**Written task a:** List every retail chain named in the Kmart ad commentary.

But is it as funny as their original?

Absolutely. This second serving of slapstick lewd-ity is everything movie sequels hope to be.

Kmart continues to count on comedic delivery to unveil new shopper benefits.

Their new approach is smart (“Kmart smart,” but for real this time).

With the bulk of US consumers aligned either team-Walmart or team-Target, Kmart has fallen on deaf ears for years.

We may not have listened to Kmart on its own merit, but we’ll always listen to a joke. And what’s coming out of Kmart’s mouth is more than just sass – it’s store benefits we might actually be interested in.

$0.30 off at the pump and I don’t even have to go into the store!? That’s a baby step I’m willing to take.

And see? I was so busy chuckling at all the “big gas-es,” I didn’t even notice I was being marketed to.

Precisely what Kmart was hoping for.

Third time’s a charm? Maybe some “sofa king” is next? Bring it. :)

**Task data:**

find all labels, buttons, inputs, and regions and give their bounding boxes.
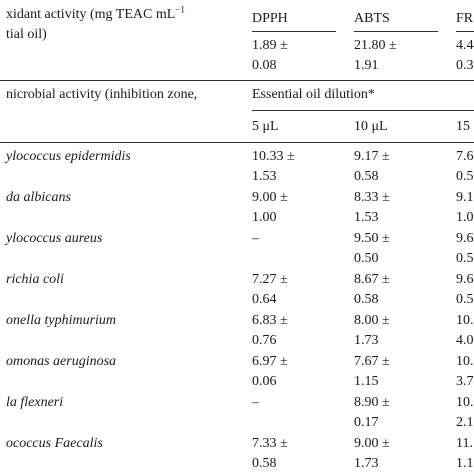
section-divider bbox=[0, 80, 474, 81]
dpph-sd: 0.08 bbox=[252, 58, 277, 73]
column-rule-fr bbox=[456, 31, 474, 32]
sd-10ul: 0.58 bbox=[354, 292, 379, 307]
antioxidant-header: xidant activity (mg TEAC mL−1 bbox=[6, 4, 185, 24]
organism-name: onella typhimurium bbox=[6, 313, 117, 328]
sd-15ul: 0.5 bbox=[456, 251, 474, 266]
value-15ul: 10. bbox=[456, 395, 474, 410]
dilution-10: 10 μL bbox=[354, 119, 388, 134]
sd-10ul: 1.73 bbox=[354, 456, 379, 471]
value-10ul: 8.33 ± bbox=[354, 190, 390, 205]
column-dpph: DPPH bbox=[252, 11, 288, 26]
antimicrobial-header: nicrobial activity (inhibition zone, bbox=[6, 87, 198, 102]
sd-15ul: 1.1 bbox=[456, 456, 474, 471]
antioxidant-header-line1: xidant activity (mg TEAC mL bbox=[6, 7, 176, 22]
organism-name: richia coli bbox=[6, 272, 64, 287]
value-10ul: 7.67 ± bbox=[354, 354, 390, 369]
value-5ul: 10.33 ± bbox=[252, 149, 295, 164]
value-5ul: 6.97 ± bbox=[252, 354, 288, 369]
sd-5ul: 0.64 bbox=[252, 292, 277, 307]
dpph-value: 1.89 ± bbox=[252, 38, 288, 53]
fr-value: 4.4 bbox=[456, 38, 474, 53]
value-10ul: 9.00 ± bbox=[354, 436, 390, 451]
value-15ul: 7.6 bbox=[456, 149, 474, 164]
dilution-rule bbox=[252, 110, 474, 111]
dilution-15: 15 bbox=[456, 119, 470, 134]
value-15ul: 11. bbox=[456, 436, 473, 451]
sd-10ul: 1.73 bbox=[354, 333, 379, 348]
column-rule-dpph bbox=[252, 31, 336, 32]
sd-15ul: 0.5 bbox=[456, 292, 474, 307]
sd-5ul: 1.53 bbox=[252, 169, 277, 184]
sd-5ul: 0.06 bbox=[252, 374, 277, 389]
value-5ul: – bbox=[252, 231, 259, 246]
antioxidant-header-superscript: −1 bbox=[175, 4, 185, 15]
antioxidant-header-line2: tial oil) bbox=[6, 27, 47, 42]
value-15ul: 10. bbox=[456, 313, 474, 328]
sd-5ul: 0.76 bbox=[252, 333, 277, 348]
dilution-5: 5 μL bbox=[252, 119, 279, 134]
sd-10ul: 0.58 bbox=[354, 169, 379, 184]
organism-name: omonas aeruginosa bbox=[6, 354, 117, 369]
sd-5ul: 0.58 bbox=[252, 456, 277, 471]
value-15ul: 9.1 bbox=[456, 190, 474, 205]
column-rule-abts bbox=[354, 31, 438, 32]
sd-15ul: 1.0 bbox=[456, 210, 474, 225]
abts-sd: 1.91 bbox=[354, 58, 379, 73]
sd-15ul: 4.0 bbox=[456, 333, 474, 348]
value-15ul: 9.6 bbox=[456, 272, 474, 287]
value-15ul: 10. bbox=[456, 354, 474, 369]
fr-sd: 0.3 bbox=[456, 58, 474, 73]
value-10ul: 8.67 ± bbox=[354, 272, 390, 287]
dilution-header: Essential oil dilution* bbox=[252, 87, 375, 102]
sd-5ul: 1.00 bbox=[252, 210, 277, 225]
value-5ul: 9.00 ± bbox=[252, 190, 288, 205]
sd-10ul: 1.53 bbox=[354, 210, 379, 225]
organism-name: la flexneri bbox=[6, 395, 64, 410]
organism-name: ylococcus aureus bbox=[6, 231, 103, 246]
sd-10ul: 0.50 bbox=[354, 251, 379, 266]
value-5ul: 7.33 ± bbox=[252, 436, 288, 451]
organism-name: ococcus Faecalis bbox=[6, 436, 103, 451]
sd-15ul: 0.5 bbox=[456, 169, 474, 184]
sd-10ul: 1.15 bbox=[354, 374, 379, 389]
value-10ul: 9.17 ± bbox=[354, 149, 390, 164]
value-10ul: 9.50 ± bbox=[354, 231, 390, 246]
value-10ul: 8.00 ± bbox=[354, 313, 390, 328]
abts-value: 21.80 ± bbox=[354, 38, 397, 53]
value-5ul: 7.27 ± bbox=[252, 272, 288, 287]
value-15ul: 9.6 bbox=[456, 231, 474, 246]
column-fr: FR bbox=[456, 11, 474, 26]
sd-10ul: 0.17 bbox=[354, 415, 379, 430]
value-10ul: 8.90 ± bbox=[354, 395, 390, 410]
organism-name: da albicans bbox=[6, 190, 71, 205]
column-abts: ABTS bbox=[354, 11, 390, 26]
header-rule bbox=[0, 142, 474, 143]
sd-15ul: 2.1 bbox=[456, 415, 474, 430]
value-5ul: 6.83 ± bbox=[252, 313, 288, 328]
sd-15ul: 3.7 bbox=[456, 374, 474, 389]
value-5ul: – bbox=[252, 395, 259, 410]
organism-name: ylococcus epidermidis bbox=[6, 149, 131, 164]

**Written task b:** In the entries, swap "sd-10ul" for "sd-10uL" in the lines from the line with "section-divider bbox=[0, 80, 474, 81]" up to and including the line with "column-dpph: DPPH bbox=[252, 11, 288, 26]". Give back only those lines, with nothing else changed.

**Response a:** Kmart, Walmart, Target

**Response b:**
section-divider bbox=[0, 80, 474, 81]
dpph-sd: 0.08 bbox=[252, 58, 277, 73]
column-rule-fr bbox=[456, 31, 474, 32]
sd-10uL: 0.58 bbox=[354, 292, 379, 307]
antioxidant-header: xidant activity (mg TEAC mL−1 bbox=[6, 4, 185, 24]
organism-name: onella typhimurium bbox=[6, 313, 117, 328]
sd-15ul: 0.5 bbox=[456, 251, 474, 266]
value-15ul: 10. bbox=[456, 395, 474, 410]
dilution-10: 10 μL bbox=[354, 119, 388, 134]
sd-10uL: 1.73 bbox=[354, 456, 379, 471]
value-10ul: 8.33 ± bbox=[354, 190, 390, 205]
column-dpph: DPPH bbox=[252, 11, 288, 26]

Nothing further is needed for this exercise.